> _TASK DETAILS_
Copy every line of the listing that holds the string "than".

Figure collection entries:
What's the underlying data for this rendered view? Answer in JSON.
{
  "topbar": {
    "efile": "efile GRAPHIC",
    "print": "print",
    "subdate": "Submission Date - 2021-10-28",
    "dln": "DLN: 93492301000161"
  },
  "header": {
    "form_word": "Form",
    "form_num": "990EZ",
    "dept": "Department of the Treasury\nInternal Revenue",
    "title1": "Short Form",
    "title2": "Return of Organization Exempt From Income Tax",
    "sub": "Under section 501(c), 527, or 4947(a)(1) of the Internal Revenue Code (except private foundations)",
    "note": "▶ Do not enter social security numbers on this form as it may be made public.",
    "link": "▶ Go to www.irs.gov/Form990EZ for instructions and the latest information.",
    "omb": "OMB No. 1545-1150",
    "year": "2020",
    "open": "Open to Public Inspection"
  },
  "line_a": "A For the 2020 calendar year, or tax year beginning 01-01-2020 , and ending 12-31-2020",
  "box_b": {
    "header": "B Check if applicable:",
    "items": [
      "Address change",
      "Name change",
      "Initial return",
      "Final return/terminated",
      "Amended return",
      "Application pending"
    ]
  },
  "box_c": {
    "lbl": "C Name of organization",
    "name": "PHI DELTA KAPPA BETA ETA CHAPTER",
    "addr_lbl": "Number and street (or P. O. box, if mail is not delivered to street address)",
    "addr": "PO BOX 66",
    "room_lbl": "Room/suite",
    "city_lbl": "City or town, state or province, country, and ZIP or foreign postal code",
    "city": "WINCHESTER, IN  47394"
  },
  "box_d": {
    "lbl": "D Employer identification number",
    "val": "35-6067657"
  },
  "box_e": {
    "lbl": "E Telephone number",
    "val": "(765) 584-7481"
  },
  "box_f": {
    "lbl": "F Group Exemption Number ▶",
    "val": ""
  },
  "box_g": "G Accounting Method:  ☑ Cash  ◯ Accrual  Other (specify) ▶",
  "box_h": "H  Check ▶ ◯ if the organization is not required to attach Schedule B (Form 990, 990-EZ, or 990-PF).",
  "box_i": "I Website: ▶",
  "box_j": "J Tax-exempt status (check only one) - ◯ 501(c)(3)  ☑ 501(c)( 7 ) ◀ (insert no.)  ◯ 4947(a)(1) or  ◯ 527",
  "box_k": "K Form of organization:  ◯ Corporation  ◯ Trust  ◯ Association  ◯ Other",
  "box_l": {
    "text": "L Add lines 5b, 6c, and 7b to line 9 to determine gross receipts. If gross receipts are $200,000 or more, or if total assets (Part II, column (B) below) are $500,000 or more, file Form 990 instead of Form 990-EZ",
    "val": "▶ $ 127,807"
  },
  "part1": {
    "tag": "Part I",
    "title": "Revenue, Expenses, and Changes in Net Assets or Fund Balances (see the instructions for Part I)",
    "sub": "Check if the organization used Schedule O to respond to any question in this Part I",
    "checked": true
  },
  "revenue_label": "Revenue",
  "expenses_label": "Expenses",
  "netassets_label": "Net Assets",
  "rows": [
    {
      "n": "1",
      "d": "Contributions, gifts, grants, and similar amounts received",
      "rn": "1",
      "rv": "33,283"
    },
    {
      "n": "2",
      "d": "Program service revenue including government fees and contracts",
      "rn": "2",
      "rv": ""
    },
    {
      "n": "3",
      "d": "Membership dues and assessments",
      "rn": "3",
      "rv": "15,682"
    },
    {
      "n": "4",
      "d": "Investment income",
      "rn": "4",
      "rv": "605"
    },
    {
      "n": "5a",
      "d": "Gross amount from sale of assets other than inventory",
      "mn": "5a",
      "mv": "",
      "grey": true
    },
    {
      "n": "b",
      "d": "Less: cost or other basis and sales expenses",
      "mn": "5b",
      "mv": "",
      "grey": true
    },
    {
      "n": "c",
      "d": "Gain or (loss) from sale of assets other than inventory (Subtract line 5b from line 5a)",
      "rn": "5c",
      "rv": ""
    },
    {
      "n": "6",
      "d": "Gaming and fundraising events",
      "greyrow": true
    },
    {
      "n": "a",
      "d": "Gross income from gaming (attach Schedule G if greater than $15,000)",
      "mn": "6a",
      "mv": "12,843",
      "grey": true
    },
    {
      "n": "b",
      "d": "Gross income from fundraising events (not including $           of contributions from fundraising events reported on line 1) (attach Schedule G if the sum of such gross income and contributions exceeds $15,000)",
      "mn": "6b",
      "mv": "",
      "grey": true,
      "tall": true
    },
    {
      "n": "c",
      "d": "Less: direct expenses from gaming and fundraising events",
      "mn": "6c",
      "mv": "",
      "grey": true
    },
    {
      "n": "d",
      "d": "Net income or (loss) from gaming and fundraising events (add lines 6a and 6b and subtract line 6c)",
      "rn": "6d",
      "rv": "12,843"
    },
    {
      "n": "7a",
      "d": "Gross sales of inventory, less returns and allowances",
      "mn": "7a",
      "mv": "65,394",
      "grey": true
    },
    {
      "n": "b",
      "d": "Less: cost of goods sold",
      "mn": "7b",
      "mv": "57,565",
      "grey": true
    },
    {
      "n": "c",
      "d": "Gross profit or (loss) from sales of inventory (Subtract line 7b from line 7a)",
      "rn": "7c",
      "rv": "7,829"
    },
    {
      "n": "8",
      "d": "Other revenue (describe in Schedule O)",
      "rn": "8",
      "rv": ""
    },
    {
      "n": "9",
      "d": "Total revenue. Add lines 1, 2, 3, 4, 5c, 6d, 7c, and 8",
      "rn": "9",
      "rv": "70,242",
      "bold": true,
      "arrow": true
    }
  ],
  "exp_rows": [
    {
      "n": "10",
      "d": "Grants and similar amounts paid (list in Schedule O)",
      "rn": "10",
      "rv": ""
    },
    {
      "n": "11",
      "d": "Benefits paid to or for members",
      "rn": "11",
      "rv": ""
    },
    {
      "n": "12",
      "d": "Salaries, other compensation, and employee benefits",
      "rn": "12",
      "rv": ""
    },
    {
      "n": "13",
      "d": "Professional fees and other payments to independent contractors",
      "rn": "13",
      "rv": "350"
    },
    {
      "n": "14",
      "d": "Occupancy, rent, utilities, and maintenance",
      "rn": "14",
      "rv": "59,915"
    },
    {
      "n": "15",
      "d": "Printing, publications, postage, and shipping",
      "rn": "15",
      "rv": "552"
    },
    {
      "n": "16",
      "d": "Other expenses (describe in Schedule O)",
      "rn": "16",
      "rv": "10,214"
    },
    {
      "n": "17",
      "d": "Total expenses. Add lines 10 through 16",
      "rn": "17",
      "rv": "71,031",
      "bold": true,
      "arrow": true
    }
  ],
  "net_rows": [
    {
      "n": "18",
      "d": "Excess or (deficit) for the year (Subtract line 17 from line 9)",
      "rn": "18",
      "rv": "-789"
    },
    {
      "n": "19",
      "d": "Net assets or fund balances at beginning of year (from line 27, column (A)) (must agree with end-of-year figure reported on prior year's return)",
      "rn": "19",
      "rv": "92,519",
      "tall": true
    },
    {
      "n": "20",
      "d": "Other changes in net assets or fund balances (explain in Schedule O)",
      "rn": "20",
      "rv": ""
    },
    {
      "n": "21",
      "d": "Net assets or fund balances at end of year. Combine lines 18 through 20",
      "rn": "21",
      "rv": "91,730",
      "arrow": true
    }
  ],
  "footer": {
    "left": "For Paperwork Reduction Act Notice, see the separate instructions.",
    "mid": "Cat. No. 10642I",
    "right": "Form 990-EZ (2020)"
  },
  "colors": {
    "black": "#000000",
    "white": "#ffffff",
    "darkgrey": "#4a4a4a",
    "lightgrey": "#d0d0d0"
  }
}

> _ANSWER TO THE TASK_
      "d": "Gross amount from sale of assets other than inventory",
      "d": "Gain or (loss) from sale of assets other than inventory (Subtract line 5b from line 5a)",
      "d": "Gross income from gaming (attach Schedule G if greater than $15,000)",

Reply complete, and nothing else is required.